* Document extract *
Open in app or online There is an inevitable gap between what a president tells us about a war—even a proxy war—and the reality on the ground. It is true today as Joe Biden struggles for public support for the war in Ukraine, and it was true six decades ago as Jack Kennedy struggled to understand the war he chose to pursue in South Vietnam.
Early 1962 was a critical time for President John F. Kennedy. After his image and leadership had been tarnished by the Bay of Pigs disaster three months into his term, he had decided that he must make a stand in South Vietnam and confront the spread of communism there. The president spent the rest of 1961 secretly increasing American defoliation, bombing, and the number of US troops inside South Vietnam. His fight against international communism was on. His foil was Soviet leader Nikita Khrushchev, who had overwhelmed the young president at a summit meeting on June 4, 1961, with his knowledge, toughness, and lack of respect for Kennedy’s floundering in Cuba. “So he just beat the hell out of me,” the president later told New York Times columnist James Reston.
Nonetheless, America was smitten by the glitz and glamor of Jack and Jackie and their life inside the White House, with parties and social events that brought together the best America had to offer from the worlds of music, the arts, and the academy. So it was that David Herbert Donald, the most prominent Lincoln scholar of his time, found himself asked to give a private briefing in the White House. The small group he addressed—it numbered no more than twenty—included longtime friends of the president and some key members of his government. Donald would be the guest of the president and his wife. He was delighted.
Donald, who had won a Pulitzer Prize that year for his work on the Civil War, wrote a long chatty letter to an old friend a few weeks later about his night at the White House. I learned of the meeting during the 1990s while researching a book on the Kennedy Administration. Donald sent me a copy then of the letter, but urged me to publish very little of it in my book. I did what he asked. Donald died in 2009, after decades of teaching American history at Harvard University, and I’d like to think he would have approved of my quoting it at greater length here.
Donald reported in the letter that he talked for forty minutes about the difficulties of Reconstruction after the Civil War, and the trouble he and other historians were having, as he wrote, “in writing a new synthesis of the period.” There was a long period of chatter, with both the president and his wife Jacqueline actively participating. “Mrs. Kennedy,” Donald reported, was “extremely simple and unassuming, very young, very shy, and a little unsure of herself. . . . That radiant beauty which appears in her photographs and in her television appearances is not apparent, but she strikes me as an enthusiastic and highly intelligent young woman.”

* Work to do *
Resume the essay on David Herbert Donald's evening at the Kennedy White House, picking up right after its final sentence.

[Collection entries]
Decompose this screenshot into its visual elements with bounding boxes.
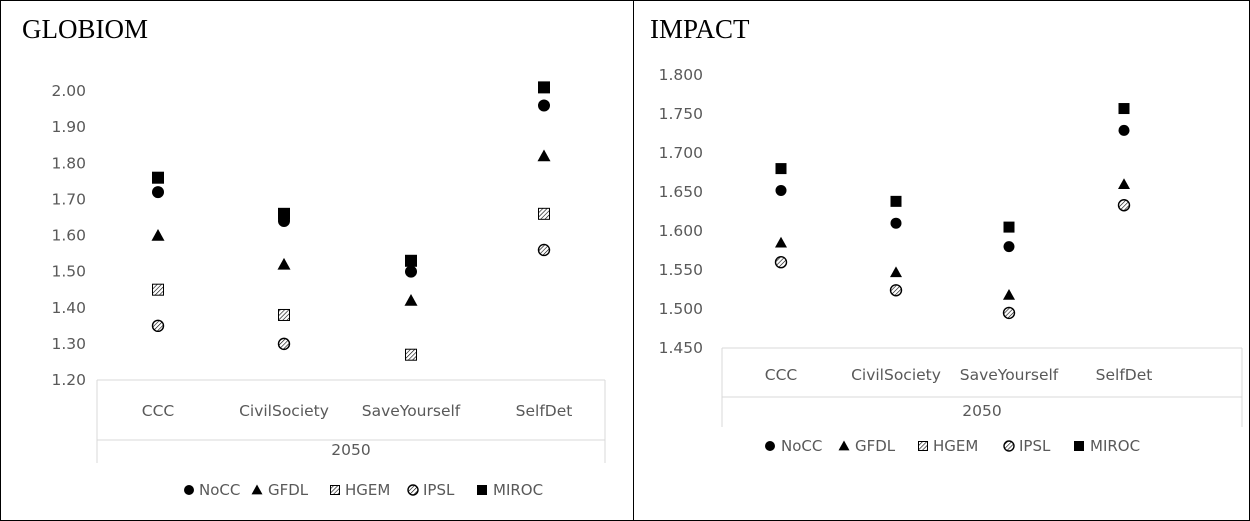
impact-series-gfdl xyxy=(775,178,1130,300)
globiom-category-label: SelfDet xyxy=(516,402,573,420)
globiom-series-nocc xyxy=(152,99,550,278)
globiom-point-nocc xyxy=(405,265,417,278)
impact-group-label: 2050 xyxy=(962,402,1001,420)
impact-legend-marker-gfdl xyxy=(838,440,850,451)
impact-ytick-label: 1.600 xyxy=(659,222,703,240)
impact-point-miroc xyxy=(1118,103,1130,115)
globiom-point-gfdl xyxy=(404,294,418,306)
globiom-series-hgem xyxy=(152,207,550,361)
globiom-point-miroc xyxy=(278,207,290,220)
globiom-legend-label: NoCC xyxy=(199,481,240,499)
globiom-legend-marker-ipsl xyxy=(407,484,419,496)
globiom-series-gfdl xyxy=(151,149,551,306)
impact-category-label: CivilSociety xyxy=(851,366,941,384)
impact-ytick-label: 1.700 xyxy=(659,144,703,162)
globiom-point-ipsl xyxy=(537,243,551,257)
globiom-point-gfdl xyxy=(277,257,291,270)
impact-ytick-label: 1.500 xyxy=(659,300,703,318)
impact-title: IMPACT xyxy=(650,14,750,44)
impact-legend-label: NoCC xyxy=(781,437,822,455)
globiom-series-miroc xyxy=(152,81,550,267)
impact-point-miroc xyxy=(890,195,902,207)
globiom-legend-label: MIROC xyxy=(493,481,543,499)
globiom-point-gfdl xyxy=(537,149,551,162)
impact-ytick-label: 1.450 xyxy=(659,339,703,357)
globiom-point-ipsl xyxy=(277,337,291,351)
globiom-category-label: CivilSociety xyxy=(239,402,329,420)
globiom-series-ipsl xyxy=(151,243,551,351)
globiom-ytick-label: 2.00 xyxy=(51,82,86,100)
globiom-legend-marker-gfdl xyxy=(251,484,263,495)
impact-legend-marker-ipsl xyxy=(1003,440,1015,452)
globiom-ytick-label: 1.90 xyxy=(51,118,86,136)
impact-category-label: CCC xyxy=(765,366,797,384)
impact-point-gfdl xyxy=(775,236,787,248)
impact-ytick-label: 1.650 xyxy=(659,183,703,201)
impact-point-nocc xyxy=(890,217,902,229)
globiom-legend-marker-hgem xyxy=(330,485,340,495)
impact-ytick-label: 1.750 xyxy=(659,105,703,123)
impact-series-nocc xyxy=(775,124,1130,253)
impact-point-gfdl xyxy=(890,266,902,278)
impact-ytick-label: 1.550 xyxy=(659,261,703,279)
globiom-point-miroc xyxy=(152,171,164,184)
impact-chart: 1.450 1.500 1.550 1.600 1.650 1.700 1.750 1.800… xyxy=(659,66,1243,455)
globiom-point-miroc xyxy=(405,254,417,267)
globiom-ytick-label: 1.30 xyxy=(51,335,86,353)
impact-ytick-label: 1.800 xyxy=(659,66,703,84)
globiom-point-hgem xyxy=(405,348,417,361)
globiom-legend-label: IPSL xyxy=(423,481,455,499)
globiom-point-hgem xyxy=(152,283,164,296)
globiom-legend-label: GFDL xyxy=(268,481,309,499)
globiom-ytick-label: 1.20 xyxy=(51,371,86,389)
globiom-ytick-label: 1.70 xyxy=(51,190,86,208)
impact-legend-label: IPSL xyxy=(1019,437,1051,455)
globiom-ytick-label: 1.50 xyxy=(51,263,86,281)
impact-legend-label: GFDL xyxy=(855,437,896,455)
globiom-ytick-label: 1.80 xyxy=(51,154,86,172)
globiom-point-hgem xyxy=(538,207,550,220)
globiom-point-ipsl xyxy=(151,319,165,333)
globiom-category-label: CCC xyxy=(142,402,174,420)
panel-divider xyxy=(633,0,634,521)
impact-legend-marker-miroc xyxy=(1074,441,1084,451)
impact-category-label: SaveYourself xyxy=(960,366,1059,384)
impact-point-nocc xyxy=(1118,124,1130,136)
globiom-chart: 1.20 1.30 1.40 1.50 1.60 1.70 1.80 1.90 2.00 CCC C… xyxy=(51,81,606,499)
globiom-point-hgem xyxy=(278,308,290,321)
globiom-legend-label: HGEM xyxy=(345,481,390,499)
globiom-legend-marker-miroc xyxy=(477,485,487,495)
impact-point-miroc xyxy=(775,163,787,175)
impact-legend-label: HGEM xyxy=(933,437,978,455)
impact-point-nocc xyxy=(775,184,787,196)
globiom-point-nocc xyxy=(152,186,164,199)
globiom-ytick-label: 1.40 xyxy=(51,299,86,317)
impact-point-ipsl xyxy=(889,284,903,297)
globiom-category-label: SaveYourself xyxy=(362,402,461,420)
impact-legend-marker-nocc xyxy=(765,441,775,451)
impact-point-ipsl xyxy=(1117,199,1131,212)
globiom-group-label: 2050 xyxy=(331,441,370,459)
impact-legend-marker-hgem xyxy=(918,441,928,451)
impact-legend-label: MIROC xyxy=(1090,437,1140,455)
impact-point-ipsl xyxy=(1002,306,1016,320)
impact-point-nocc xyxy=(1003,241,1015,253)
impact-point-gfdl xyxy=(1118,178,1130,189)
impact-series-ipsl xyxy=(774,199,1131,320)
globiom-point-nocc xyxy=(538,99,550,112)
impact-category-label: SelfDet xyxy=(1096,366,1153,384)
impact-series-miroc xyxy=(775,103,1130,233)
impact-point-gfdl xyxy=(1003,288,1015,300)
globiom-point-gfdl xyxy=(151,229,165,241)
impact-point-miroc xyxy=(1003,221,1015,233)
impact-point-ipsl xyxy=(774,256,788,269)
globiom-ytick-label: 1.60 xyxy=(51,227,86,245)
globiom-title: GLOBIOM xyxy=(22,14,148,44)
globiom-legend-marker-nocc xyxy=(184,485,194,495)
globiom-point-miroc xyxy=(538,81,550,94)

* Response below *
The letter went on: “The President himself, too is far less handsome than his pictures. . . . The boyish look which his photographs give him is simply not there. . . . [H]e led off the questioning and continued very active in the discussion throughout; and afterward we had a long, private discussion. It is clear that this is a man determined to go down in our history books as a great President, and he wants to know the secret.
“One thing he said troubled me considerably,” Donald wrote. In discussing the great presidents, Kennedy “asked whether, in sum, did [it] not take a war to put a man in that category? I firmly denied this. He seemed to agree and, since he is bent on being a great President, I hope he really did.”
In a brief telephone conversation I had with Donald in 1996, two decades after the American debacle in Vietnam, the professor expressed far more concern about Kennedy’s view of greatness. He told me that Kennedy was fascinated with Lincoln and Franklin Roosevelt because “he thought to be a great President you had to be a wartime President. That was scary to me. I came away feeling that this was a young man who doesn’t understand history.”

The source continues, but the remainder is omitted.